WHAT THE TASK ASKS
Can you retype every record below exactly as written?

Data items
--- START ---

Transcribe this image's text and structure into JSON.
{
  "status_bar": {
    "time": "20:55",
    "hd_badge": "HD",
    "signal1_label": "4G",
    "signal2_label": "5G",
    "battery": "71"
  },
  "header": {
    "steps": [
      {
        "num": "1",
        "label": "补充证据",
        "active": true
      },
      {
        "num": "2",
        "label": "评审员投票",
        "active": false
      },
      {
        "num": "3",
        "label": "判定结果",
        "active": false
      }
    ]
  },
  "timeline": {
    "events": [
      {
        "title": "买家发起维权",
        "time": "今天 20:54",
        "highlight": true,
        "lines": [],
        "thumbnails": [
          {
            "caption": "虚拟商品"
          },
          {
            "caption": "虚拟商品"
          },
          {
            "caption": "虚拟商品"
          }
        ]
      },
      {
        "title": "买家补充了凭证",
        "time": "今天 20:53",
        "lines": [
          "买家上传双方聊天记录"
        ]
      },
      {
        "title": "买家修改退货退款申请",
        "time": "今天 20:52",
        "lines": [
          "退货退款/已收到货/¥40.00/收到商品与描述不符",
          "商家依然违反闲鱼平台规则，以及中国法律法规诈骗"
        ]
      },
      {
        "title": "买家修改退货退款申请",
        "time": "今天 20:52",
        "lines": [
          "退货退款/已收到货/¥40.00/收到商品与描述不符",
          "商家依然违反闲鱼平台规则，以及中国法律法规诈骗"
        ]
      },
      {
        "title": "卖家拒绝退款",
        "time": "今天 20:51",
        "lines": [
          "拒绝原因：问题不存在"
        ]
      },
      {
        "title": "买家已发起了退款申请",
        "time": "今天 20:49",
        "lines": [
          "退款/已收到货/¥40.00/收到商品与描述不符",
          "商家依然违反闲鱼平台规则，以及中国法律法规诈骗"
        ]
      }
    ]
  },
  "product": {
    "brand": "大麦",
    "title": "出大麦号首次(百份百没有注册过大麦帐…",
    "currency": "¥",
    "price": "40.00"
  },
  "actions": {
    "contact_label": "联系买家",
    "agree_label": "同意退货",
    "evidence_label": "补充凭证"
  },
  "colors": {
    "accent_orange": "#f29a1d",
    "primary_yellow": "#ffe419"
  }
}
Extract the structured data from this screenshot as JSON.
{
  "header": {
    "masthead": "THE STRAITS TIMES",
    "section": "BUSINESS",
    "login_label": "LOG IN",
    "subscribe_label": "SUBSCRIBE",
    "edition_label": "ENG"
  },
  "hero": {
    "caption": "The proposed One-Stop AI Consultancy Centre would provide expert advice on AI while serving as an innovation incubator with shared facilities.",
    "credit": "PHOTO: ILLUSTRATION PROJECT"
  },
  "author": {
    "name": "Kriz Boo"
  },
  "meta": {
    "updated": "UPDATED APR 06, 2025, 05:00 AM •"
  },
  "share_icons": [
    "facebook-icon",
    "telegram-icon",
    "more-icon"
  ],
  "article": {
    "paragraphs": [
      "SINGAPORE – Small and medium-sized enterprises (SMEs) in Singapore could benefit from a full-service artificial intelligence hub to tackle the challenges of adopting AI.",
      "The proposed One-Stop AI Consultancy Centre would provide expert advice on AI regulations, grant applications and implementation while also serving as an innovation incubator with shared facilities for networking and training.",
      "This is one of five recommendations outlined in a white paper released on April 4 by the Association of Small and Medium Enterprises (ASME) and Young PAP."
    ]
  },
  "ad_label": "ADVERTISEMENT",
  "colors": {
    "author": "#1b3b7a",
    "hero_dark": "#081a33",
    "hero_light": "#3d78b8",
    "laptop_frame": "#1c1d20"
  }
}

--- END ---

RESPONSE TO THIS TASK
Transcribe this image's text and structure into JSON.
{
  "status_bar": {
    "time": "20:55",
    "hd_badge": "HD",
    "signal1_label": "4G",
    "signal2_label": "5G",
    "battery": "71"
  },
  "header": {
    "steps": [
      {
        "num": "1",
        "label": "补充证据",
        "active": true
      },
      {
        "num": "2",
        "label": "评审员投票",
        "active": false
      },
      {
        "num": "3",
        "label": "判定结果",
        "active": false
      }
    ]
  },
  "timeline": {
    "events": [
      {
        "title": "买家发起维权",
        "time": "今天 20:54",
        "highlight": true,
        "lines": [],
        "thumbnails": [
          {
            "caption": "虚拟商品"
          },
          {
            "caption": "虚拟商品"
          },
          {
            "caption": "虚拟商品"
          }
        ]
      },
      {
        "title": "买家补充了凭证",
        "time": "今天 20:53",
        "lines": [
          "买家上传双方聊天记录"
        ]
      },
      {
        "title": "买家修改退货退款申请",
        "time": "今天 20:52",
        "lines": [
          "退货退款/已收到货/¥40.00/收到商品与描述不符",
          "商家依然违反闲鱼平台规则，以及中国法律法规诈骗"
        ]
      },
      {
        "title": "买家修改退货退款申请",
        "time": "今天 20:52",
        "lines": [
          "退货退款/已收到货/¥40.00/收到商品与描述不符",
          "商家依然违反闲鱼平台规则，以及中国法律法规诈骗"
        ]
      },
      {
        "title": "卖家拒绝退款",
        "time": "今天 20:51",
        "lines": [
          "拒绝原因：问题不存在"
        ]
      },
      {
        "title": "买家已发起了退款申请",
        "time": "今天 20:49",
        "lines": [
          "退款/已收到货/¥40.00/收到商品与描述不符",
          "商家依然违反闲鱼平台规则，以及中国法律法规诈骗"
        ]
      }
    ]
  },
  "product": {
    "brand": "大麦",
    "title": "出大麦号首次(百份百没有注册过大麦帐…",
    "currency": "¥",
    "price": "40.00"
  },
  "actions": {
    "contact_label": "联系买家",
    "agree_label": "同意退货",
    "evidence_label": "补充凭证"
  },
  "colors": {
    "accent_orange": "#f29a1d",
    "primary_yellow": "#ffe419"
  }
}
Extract the structured data from this screenshot as JSON.
{
  "header": {
    "masthead": "THE STRAITS TIMES",
    "section": "BUSINESS",
    "login_label": "LOG IN",
    "subscribe_label": "SUBSCRIBE",
    "edition_label": "ENG"
  },
  "hero": {
    "caption": "The proposed One-Stop AI Consultancy Centre would provide expert advice on AI while serving as an innovation incubator with shared facilities.",
    "credit": "PHOTO: ILLUSTRATION PROJECT"
  },
  "author": {
    "name": "Kriz Boo"
  },
  "meta": {
    "updated": "UPDATED APR 06, 2025, 05:00 AM •"
  },
  "share_icons": [
    "facebook-icon",
    "telegram-icon",
    "more-icon"
  ],
  "article": {
    "paragraphs": [
      "SINGAPORE – Small and medium-sized enterprises (SMEs) in Singapore could benefit from a full-service artificial intelligence hub to tackle the challenges of adopting AI.",
      "The proposed One-Stop AI Consultancy Centre would provide expert advice on AI regulations, grant applications and implementation while also serving as an innovation incubator with shared facilities for networking and training.",
      "This is one of five recommendations outlined in a white paper released on April 4 by the Association of Small and Medium Enterprises (ASME) and Young PAP."
    ]
  },
  "ad_label": "ADVERTISEMENT",
  "colors": {
    "author": "#1b3b7a",
    "hero_dark": "#081a33",
    "hero_light": "#3d78b8",
    "laptop_frame": "#1c1d20"
  }
}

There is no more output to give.